### TRECHO
====================

Versões em 3D são usadas frequentemente
Dezenas de empresas de prestígio surgiram no mundo na área de software de projeto nas últimas quatro décadas, entre as quais Autodesk, Dassault, UGS (Siemens), PTC, Bentley Systems, Intergraph, Nemetschek, Cocreate, Think3 e outras. Essas empresas fornecem ferramentas tão conhecidas como o AutoCad, o SolidWorks-3D, o Catia, o Pro-Engineer, o Inventor e o Microstation. E ainda há outras soluções avançadas de Gerenciamento de Dados de Produto, chamadas PDM (sigla de Product Data Management). Ou soluções de Gerenciamento do Ciclo de Vida do Produto, chamadas PLM (de Product Lifecycle Management).
A chegada dos softwares de projeto tridimensionais (3D) nos últimos anos não significa que os aplicativos 2D estejam ultrapassados, mas que a tendência inexorável é a evolução para as soluções 3D, pelos recursos que elas proporcionam.
Além da confiabilidade que oferecem, os softwares de projeto 3D impressionam por sua facilidade de uso. O usuário não precisa ter praticamente maiores conhecimentos de software. Basta dominar procedimentos simples. Tudo nesses aplicativos é extremamente amigável.
Outro aspecto surpreendente é a velocidade com que evoluem os softwares de projeto em todo o mundo. É bem provável que, em cinco anos, a maioria desses aplicativos esteja hospedada na nuvem, especialmente com a popularização dos softwares abertos (open source). Para usá-los, bastará baixá-los dos websites especializados.
Essas tendências de evolução dos softwares de projeto foram um dos grandes temas debatidos por quase 6 mil participantes do evento mundial SolidWorks World 2012, realizado de 14 a 16 deste mês, em San Diego.

Charlès: uma aposta da Boeing
Uma das marcas mais interessantes da indústria mundial de software de projetos é a colaboração entre empresas de todos os tamanhos, mesmo num ambiente altamente competitivo. Para designar essa característica, foi até criado o neologismo inglês coopetition, que indica a dupla situação de cooperação e de competição.

====================

### DADOS PARA ANÁLISE
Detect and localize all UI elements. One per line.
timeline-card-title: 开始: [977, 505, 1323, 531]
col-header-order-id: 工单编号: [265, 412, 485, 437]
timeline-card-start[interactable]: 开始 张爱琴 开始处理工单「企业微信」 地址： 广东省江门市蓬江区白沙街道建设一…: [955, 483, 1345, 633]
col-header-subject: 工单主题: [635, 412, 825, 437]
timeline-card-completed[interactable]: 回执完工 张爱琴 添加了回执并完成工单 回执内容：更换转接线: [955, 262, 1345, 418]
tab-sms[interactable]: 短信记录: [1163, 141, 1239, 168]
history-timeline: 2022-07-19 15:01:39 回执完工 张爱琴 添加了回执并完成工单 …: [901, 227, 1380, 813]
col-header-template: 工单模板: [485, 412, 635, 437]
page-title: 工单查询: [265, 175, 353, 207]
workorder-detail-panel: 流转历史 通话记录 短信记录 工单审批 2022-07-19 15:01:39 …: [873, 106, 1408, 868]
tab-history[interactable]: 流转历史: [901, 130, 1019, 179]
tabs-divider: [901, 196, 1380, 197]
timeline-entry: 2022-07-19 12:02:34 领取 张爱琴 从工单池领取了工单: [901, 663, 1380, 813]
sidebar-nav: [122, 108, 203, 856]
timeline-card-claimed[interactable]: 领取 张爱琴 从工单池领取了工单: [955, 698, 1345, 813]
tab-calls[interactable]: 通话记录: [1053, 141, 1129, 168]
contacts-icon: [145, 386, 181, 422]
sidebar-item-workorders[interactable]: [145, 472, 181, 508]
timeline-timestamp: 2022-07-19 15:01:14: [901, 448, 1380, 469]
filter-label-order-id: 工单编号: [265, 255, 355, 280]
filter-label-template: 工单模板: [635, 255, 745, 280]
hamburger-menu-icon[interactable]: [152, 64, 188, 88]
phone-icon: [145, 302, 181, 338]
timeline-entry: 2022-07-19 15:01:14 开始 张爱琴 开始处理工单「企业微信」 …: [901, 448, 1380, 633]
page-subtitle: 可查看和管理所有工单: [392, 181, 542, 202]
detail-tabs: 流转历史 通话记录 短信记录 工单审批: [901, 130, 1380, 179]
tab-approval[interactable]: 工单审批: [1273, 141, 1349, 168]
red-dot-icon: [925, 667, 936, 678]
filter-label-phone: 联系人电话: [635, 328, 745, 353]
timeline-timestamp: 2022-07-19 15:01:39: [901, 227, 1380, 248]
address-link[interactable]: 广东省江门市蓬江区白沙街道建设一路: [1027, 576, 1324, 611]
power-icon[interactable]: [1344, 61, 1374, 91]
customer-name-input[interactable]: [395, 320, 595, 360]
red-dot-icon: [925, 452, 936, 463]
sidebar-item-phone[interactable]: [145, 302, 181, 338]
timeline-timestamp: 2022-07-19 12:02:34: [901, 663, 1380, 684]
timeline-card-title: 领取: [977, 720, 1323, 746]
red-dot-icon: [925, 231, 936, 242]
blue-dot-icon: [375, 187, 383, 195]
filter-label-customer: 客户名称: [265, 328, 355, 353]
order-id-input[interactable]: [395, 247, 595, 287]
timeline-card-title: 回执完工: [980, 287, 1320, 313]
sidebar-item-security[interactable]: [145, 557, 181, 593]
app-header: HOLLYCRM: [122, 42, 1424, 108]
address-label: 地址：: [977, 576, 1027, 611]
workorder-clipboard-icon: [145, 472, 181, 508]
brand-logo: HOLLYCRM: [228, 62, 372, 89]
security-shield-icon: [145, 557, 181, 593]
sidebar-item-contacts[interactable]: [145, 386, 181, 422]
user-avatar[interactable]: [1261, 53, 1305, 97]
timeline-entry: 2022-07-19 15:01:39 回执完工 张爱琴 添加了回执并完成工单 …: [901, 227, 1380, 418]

====================

### TAREFA 1
Liste as ferramentas de software de projeto citadas nominalmente no trecho como conhecidas.
### TAREFA 2
Responda com base no trecho, uma resposta por linha:
(a) O que significa a sigla PLM?
(b) Em quantos anos a maioria dos aplicativos de projeto deve estar hospedada na nuvem, segundo o trecho?
(c) Em que cidade foi realizado o SolidWorks World 2012?
### TAREFA 3
Prossiga o trecho sobre softwares de projeto a partir da última frase apresentada.

### RESPOSTA 1
AutoCad, SolidWorks-3D, Catia, Pro-Engineer, Inventor e Microstation.

### RESPOSTA 2
(a) Product Lifecycle Management (Gerenciamento do Ciclo de Vida do Produto).
(b) Em cinco anos.
(c) Em San Diego.

### RESPOSTA 3
Essa foi uma das características destacadas no SolidWorks World 2012, como ressaltou, em entrevista exclusiva a esta coluna, Bernard Charlès, presidente e CEO da francesa Dassault Systèmes. Para ele, um dos melhores casos de colaboração tem sido o relacionamento entre sua empresa e a gigante americana Boeing. Tudo começou no final dos anos 1980, quando Charlès se encontrou em Seattle com Alan Mulally, então engenheiro-chefe do projeto do Boeing 777 (hoje Mulally é CEO mundial da Ford).
Naquele primeiro contato, Bernard Charlès apresentava à Boeing a versão mais avançada de seu software de projeto Catia, da Dassault Systèmes, utilizado posteriormente no projeto de modernização do Boeing 747-400, aeronave remodelada ao longo dos anos 1990 com a introdução de um grande número de avanços em relação às gerações anteriores. Além disso, a Boeing tinha planos de substituir o modelo físico (mockup) por um modelo virtual no projeto dos novos aviões.
Esse software de projeto em 3D da Dassault possibilitou a realização de muitas das mudanças planejadas pela Boeing. Tudo parecia um sucesso até surgir um problema: na modificação feita no Jumbo 747, a porta não se encaixava perfeitamente porque os desenhos estavam errados, não tinham a precisão exigida por um software 3D. Mesmo aplicando corretamente o software de projeto, o resultado não era o esperado, porque o projeto anterior do avião era diferente.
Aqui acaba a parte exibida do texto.